-- Exercise --
Pick every line from the data that holds the word "shoes".

[Extracted records]
-- begin --
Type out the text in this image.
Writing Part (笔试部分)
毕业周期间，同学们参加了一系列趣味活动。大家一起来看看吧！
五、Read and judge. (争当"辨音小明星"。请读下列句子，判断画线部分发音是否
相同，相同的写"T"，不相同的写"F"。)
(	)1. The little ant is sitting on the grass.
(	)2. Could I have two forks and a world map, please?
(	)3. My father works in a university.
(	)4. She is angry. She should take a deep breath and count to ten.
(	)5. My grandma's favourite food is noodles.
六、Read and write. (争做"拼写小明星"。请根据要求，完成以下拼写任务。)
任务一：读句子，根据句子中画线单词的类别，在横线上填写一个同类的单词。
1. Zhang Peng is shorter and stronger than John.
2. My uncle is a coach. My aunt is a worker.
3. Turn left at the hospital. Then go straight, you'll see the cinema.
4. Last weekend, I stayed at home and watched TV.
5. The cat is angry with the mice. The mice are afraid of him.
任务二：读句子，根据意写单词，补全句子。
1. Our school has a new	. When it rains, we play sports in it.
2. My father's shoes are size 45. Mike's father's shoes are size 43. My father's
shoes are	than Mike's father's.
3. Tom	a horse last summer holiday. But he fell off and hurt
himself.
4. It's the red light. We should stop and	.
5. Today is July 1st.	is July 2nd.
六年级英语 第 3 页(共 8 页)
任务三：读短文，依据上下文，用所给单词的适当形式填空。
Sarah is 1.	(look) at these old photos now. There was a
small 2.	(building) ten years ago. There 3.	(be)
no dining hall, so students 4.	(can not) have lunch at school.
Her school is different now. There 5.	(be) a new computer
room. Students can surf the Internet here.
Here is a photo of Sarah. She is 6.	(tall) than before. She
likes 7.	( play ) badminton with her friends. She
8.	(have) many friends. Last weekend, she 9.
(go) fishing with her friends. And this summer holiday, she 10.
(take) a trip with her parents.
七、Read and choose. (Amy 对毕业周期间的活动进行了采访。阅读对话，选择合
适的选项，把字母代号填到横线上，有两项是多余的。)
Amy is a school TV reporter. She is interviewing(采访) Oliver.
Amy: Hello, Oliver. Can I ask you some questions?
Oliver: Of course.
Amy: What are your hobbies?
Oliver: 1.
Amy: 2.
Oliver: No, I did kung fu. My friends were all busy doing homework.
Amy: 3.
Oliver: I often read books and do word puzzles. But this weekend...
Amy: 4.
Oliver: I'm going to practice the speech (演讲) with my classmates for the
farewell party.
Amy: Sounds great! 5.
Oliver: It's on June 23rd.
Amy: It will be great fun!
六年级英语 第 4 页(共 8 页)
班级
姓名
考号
-- end --
-- Worked answer --
2. My father's shoes are size 45. Mike's father's shoes are size 43. My father's
shoes are	than Mike's father's.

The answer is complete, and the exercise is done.